Data excerpts:
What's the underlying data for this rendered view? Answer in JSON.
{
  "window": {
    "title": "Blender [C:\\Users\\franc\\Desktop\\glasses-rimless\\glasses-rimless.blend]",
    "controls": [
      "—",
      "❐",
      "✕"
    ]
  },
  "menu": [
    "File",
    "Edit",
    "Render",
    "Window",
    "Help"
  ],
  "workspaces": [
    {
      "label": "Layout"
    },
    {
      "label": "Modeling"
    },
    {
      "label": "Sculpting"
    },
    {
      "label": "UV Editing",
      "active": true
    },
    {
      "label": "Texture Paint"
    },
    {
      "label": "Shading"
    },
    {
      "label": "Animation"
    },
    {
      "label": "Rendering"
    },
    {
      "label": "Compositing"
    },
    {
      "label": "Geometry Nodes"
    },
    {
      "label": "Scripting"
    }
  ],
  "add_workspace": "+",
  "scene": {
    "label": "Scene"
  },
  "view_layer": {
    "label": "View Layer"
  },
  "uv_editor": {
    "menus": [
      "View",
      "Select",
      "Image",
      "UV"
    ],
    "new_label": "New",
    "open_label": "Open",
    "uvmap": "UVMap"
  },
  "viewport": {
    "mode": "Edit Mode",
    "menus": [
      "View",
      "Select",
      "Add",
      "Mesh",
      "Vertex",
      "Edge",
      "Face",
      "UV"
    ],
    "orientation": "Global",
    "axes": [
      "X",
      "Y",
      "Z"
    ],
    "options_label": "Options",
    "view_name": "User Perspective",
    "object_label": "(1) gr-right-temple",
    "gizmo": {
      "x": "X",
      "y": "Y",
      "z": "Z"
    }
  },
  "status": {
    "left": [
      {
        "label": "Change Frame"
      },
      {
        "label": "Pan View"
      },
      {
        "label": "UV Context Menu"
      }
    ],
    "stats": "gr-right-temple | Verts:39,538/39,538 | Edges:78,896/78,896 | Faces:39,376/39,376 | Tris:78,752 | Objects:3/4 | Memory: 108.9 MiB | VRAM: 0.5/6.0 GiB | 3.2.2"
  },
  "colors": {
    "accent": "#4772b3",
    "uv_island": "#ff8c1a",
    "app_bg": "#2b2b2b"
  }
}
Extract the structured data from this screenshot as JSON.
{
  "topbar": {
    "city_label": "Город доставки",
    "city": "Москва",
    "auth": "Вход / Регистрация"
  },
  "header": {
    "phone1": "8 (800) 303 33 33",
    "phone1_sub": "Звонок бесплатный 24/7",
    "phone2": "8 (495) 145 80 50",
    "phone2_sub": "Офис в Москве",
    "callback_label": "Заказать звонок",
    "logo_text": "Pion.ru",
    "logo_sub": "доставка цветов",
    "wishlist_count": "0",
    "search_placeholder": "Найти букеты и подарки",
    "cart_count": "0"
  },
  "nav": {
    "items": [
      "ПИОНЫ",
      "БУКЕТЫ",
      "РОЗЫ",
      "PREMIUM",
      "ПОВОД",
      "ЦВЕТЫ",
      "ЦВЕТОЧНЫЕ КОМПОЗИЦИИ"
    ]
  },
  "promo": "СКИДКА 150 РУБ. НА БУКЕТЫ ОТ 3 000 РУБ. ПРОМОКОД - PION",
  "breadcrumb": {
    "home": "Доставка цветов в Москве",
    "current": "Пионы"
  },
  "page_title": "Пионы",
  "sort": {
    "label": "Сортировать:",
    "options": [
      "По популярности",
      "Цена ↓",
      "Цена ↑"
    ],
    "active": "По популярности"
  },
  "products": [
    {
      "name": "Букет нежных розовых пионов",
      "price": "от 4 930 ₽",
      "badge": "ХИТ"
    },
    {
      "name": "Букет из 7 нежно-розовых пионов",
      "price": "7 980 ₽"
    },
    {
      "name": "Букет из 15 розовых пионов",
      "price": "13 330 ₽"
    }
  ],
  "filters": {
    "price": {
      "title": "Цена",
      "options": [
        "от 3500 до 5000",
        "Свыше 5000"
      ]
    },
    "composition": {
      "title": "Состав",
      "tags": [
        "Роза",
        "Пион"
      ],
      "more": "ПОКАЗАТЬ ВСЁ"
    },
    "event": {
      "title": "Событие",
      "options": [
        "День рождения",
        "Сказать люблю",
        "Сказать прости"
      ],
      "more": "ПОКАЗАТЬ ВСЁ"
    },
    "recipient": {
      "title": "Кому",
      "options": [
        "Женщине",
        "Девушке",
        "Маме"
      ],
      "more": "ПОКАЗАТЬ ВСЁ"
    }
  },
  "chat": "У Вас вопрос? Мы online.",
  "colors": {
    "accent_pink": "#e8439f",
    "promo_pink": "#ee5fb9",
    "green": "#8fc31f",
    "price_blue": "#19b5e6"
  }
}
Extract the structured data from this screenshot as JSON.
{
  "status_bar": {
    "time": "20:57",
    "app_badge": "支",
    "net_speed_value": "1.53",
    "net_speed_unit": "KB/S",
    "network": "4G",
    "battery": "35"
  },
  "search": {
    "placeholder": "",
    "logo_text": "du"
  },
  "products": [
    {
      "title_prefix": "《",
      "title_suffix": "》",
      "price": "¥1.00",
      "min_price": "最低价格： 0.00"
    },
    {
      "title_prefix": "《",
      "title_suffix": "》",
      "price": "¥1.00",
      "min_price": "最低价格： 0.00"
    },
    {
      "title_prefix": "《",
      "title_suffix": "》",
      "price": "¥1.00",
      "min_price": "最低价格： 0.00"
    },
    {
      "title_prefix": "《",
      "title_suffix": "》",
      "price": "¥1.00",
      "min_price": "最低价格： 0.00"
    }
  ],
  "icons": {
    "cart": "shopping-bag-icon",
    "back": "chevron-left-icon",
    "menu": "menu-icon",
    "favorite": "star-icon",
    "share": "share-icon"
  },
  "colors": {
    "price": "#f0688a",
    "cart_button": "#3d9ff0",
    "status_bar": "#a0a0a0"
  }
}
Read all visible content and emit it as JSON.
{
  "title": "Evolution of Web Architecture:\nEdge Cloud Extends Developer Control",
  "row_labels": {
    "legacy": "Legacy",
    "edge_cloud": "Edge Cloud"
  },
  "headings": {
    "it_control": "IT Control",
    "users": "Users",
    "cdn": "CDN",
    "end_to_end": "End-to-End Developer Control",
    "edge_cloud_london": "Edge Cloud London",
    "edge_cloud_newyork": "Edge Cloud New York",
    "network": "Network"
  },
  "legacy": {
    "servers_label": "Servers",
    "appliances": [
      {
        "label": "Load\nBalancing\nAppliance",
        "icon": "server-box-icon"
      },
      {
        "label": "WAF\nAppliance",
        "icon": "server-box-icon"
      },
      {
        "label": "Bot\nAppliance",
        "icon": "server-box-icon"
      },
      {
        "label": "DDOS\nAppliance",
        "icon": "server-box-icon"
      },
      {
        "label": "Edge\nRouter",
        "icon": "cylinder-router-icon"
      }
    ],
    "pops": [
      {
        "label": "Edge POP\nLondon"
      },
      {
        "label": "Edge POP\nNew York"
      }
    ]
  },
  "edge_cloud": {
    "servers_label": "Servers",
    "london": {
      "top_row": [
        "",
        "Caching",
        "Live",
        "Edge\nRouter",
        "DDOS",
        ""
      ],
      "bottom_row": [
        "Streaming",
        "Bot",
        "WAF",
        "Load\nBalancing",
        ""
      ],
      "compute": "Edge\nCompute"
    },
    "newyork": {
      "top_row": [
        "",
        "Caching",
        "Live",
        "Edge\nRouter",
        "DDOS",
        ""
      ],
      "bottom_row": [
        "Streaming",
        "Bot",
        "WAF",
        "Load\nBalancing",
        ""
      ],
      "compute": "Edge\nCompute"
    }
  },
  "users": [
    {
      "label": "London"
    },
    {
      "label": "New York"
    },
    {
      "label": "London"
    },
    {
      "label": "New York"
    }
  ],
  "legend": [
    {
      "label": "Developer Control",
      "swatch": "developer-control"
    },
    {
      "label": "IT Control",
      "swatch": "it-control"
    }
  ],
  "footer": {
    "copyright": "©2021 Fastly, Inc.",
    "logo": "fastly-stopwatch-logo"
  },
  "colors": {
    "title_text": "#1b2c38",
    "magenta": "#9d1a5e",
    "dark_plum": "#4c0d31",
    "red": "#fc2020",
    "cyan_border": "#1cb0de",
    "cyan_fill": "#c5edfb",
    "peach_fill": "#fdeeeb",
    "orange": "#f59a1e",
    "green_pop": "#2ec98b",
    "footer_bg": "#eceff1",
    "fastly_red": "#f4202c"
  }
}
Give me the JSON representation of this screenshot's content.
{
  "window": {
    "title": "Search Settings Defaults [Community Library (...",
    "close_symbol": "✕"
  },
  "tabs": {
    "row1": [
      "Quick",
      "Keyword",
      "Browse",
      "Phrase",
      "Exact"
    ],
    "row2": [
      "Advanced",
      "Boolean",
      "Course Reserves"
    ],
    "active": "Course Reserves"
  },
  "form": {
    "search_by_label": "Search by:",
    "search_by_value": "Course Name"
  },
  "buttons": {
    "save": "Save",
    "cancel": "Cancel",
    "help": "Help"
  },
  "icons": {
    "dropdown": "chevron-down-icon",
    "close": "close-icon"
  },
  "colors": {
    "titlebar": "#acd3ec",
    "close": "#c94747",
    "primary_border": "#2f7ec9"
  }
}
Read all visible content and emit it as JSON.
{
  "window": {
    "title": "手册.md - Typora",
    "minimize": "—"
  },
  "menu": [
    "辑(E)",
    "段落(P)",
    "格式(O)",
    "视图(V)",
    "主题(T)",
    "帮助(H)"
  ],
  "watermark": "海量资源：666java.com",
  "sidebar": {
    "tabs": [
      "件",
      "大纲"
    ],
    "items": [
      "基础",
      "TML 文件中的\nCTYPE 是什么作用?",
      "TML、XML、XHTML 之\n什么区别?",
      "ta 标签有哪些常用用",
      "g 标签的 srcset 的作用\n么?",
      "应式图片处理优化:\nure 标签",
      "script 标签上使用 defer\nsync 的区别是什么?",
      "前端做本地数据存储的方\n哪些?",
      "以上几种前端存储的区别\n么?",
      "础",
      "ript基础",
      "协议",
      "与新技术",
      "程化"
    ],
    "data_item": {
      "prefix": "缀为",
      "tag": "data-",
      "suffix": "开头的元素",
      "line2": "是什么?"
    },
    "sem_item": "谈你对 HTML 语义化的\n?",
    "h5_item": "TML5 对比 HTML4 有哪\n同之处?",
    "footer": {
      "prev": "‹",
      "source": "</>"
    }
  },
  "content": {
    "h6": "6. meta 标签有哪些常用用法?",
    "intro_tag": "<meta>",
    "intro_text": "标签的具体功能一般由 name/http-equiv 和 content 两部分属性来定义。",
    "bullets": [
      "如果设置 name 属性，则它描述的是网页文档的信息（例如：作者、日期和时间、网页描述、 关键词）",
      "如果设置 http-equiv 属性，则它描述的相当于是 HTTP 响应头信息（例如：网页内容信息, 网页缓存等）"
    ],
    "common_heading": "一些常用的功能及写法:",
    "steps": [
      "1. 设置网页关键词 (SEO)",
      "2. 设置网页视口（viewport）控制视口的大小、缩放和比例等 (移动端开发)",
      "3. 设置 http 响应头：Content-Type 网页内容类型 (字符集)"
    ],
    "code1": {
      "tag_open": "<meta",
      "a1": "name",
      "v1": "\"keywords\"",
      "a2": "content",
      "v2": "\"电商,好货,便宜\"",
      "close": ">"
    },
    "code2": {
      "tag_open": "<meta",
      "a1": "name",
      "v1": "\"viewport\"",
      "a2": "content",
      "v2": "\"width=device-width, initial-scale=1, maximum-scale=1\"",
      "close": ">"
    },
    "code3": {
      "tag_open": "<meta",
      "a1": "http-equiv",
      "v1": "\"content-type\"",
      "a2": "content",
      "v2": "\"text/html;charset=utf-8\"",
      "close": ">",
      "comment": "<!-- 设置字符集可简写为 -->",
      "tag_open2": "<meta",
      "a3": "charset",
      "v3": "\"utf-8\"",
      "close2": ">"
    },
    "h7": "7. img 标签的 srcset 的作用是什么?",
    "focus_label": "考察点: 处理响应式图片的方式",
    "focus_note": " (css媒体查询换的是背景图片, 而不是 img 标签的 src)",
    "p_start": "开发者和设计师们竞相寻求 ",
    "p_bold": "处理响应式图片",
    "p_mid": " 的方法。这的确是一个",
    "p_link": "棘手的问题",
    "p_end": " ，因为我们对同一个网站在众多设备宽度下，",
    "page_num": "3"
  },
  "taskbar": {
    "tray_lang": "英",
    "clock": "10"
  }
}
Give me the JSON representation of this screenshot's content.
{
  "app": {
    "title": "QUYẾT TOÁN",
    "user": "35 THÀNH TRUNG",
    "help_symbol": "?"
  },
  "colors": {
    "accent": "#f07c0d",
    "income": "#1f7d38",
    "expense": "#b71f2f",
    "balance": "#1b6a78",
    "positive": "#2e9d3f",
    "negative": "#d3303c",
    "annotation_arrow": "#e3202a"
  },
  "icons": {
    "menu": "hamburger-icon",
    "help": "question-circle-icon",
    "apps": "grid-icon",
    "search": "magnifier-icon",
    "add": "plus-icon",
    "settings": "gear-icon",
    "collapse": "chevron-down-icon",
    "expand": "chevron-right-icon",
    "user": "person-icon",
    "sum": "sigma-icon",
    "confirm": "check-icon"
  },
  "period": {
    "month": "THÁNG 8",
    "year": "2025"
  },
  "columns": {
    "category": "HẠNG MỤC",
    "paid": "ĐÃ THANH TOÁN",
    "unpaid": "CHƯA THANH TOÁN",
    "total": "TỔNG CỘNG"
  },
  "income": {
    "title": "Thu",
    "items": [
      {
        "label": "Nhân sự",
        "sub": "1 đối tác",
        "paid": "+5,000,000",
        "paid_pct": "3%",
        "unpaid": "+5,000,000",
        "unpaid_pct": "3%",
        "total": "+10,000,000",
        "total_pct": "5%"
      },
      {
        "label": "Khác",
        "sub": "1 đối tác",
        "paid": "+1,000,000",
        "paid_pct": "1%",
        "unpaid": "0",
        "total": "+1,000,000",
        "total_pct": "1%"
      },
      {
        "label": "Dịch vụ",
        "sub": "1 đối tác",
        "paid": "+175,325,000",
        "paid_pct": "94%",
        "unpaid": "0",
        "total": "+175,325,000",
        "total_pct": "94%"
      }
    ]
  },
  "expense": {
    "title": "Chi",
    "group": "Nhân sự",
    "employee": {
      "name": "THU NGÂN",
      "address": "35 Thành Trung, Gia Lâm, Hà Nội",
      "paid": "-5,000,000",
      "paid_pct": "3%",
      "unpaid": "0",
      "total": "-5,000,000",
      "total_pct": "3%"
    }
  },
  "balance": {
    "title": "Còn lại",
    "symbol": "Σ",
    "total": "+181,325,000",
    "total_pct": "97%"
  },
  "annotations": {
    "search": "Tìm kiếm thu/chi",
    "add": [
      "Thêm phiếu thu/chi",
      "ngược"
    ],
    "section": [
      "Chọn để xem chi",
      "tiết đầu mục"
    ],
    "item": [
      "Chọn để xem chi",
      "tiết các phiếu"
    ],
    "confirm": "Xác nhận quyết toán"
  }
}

WHAT YOU ARE ASKED TO DO:
Pull out each line of the entries that contains "charset".

COMPLETE RESPONSE:
      "v2": "\"text/html;charset=utf-8\"",
      "a3": "charset",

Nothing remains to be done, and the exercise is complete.